What is needed:
Format the entries below as a numbered list with blank lines omitted, starting at the first line and ending after the line that contains "checkbox[interactable] [148, 358, 156, 366]".

Spatial annotation records:

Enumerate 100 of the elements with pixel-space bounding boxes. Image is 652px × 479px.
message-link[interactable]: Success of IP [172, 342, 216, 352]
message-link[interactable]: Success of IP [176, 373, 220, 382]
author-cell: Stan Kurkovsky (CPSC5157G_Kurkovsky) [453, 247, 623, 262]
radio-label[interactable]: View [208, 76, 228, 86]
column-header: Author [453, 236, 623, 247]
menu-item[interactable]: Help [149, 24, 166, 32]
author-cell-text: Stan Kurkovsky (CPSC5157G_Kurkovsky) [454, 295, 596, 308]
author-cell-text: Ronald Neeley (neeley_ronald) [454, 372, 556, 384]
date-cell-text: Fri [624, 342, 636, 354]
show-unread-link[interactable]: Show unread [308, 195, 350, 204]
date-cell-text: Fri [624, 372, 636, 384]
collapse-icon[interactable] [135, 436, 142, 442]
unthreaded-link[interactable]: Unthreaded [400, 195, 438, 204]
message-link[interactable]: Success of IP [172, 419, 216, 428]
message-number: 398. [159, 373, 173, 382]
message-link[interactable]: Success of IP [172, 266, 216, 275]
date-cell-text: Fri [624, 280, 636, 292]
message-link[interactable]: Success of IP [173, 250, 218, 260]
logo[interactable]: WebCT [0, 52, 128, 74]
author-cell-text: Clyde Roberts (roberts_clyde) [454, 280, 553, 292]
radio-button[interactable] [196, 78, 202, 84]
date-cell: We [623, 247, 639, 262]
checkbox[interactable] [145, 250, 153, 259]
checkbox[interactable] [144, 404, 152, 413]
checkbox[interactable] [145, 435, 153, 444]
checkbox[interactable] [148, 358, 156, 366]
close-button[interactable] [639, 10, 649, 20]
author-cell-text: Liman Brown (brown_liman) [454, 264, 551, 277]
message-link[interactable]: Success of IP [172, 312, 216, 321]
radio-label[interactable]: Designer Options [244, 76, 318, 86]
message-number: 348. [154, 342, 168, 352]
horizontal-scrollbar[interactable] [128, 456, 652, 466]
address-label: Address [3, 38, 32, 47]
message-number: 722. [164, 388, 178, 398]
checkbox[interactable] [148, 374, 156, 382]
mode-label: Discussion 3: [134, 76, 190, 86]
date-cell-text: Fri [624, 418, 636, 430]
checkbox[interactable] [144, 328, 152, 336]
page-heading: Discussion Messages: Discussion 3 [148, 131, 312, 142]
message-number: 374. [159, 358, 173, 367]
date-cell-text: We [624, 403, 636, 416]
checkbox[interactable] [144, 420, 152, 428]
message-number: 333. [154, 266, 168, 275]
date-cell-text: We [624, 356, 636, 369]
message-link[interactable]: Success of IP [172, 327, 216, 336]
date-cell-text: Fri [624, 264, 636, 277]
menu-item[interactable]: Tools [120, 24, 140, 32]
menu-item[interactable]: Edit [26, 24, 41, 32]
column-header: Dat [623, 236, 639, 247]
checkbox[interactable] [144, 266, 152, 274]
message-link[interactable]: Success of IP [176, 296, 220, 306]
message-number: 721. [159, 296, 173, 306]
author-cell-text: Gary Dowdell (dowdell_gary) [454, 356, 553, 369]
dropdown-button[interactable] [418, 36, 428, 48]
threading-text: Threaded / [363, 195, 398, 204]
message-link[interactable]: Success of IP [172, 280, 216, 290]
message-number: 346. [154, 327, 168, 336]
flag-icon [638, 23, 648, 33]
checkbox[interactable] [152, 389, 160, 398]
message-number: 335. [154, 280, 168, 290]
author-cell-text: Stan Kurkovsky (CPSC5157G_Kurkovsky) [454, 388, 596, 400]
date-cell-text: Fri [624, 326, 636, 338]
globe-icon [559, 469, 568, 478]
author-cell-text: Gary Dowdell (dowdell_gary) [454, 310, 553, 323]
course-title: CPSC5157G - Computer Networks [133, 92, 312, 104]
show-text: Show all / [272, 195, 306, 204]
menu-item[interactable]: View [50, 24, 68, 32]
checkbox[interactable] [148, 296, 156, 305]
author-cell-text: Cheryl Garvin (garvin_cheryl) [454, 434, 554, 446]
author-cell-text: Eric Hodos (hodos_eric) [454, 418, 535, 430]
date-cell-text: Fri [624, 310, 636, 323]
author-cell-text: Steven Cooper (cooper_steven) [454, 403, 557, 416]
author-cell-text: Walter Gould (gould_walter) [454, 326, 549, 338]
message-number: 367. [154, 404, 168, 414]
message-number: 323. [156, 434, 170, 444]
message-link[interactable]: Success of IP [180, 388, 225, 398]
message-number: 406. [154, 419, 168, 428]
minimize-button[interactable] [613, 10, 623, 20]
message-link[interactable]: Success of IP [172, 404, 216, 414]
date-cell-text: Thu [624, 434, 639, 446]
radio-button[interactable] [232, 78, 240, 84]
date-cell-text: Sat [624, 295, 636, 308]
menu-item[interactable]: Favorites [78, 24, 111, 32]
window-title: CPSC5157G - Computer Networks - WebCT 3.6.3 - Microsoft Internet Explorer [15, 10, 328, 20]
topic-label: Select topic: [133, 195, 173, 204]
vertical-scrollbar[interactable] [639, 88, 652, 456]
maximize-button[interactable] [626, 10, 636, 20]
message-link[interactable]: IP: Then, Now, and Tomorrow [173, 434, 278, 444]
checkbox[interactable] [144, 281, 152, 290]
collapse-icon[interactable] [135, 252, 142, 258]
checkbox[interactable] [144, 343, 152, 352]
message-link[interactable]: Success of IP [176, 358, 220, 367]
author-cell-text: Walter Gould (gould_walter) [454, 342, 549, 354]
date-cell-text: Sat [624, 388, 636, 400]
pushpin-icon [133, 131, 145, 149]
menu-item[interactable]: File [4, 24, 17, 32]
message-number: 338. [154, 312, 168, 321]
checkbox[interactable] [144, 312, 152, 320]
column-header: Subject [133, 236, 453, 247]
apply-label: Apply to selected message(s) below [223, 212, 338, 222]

Written solution:
1. Enumerate 100 of the elements with pixel-space bounding boxes. Image is 652px × 479px.
2. message-link[interactable]: Success of IP [172, 342, 216, 352]
3. message-link[interactable]: Success of IP [176, 373, 220, 382]
4. author-cell: Stan Kurkovsky (CPSC5157G_Kurkovsky) [453, 247, 623, 262]
5. radio-label[interactable]: View [208, 76, 228, 86]
6. column-header: Author [453, 236, 623, 247]
7. menu-item[interactable]: Help [149, 24, 166, 32]
8. author-cell-text: Stan Kurkovsky (CPSC5157G_Kurkovsky) [454, 295, 596, 308]
9. author-cell-text: Ronald Neeley (neeley_ronald) [454, 372, 556, 384]
10. date-cell-text: Fri [624, 342, 636, 354]
11. show-unread-link[interactable]: Show unread [308, 195, 350, 204]
12. date-cell-text: Fri [624, 372, 636, 384]
13. collapse-icon[interactable] [135, 436, 142, 442]
14. unthreaded-link[interactable]: Unthreaded [400, 195, 438, 204]
15. message-link[interactable]: Success of IP [172, 419, 216, 428]
16. message-number: 398. [159, 373, 173, 382]
17. message-link[interactable]: Success of IP [172, 266, 216, 275]
18. date-cell-text: Fri [624, 280, 636, 292]
19. message-link[interactable]: Success of IP [173, 250, 218, 260]
20. logo[interactable]: WebCT [0, 52, 128, 74]
21. author-cell-text: Clyde Roberts (roberts_clyde) [454, 280, 553, 292]
22. radio-button[interactable] [196, 78, 202, 84]
23. date-cell: We [623, 247, 639, 262]
24. checkbox[interactable] [145, 250, 153, 259]
25. checkbox[interactable] [144, 404, 152, 413]
26. checkbox[interactable] [145, 435, 153, 444]
27. checkbox[interactable] [148, 358, 156, 366]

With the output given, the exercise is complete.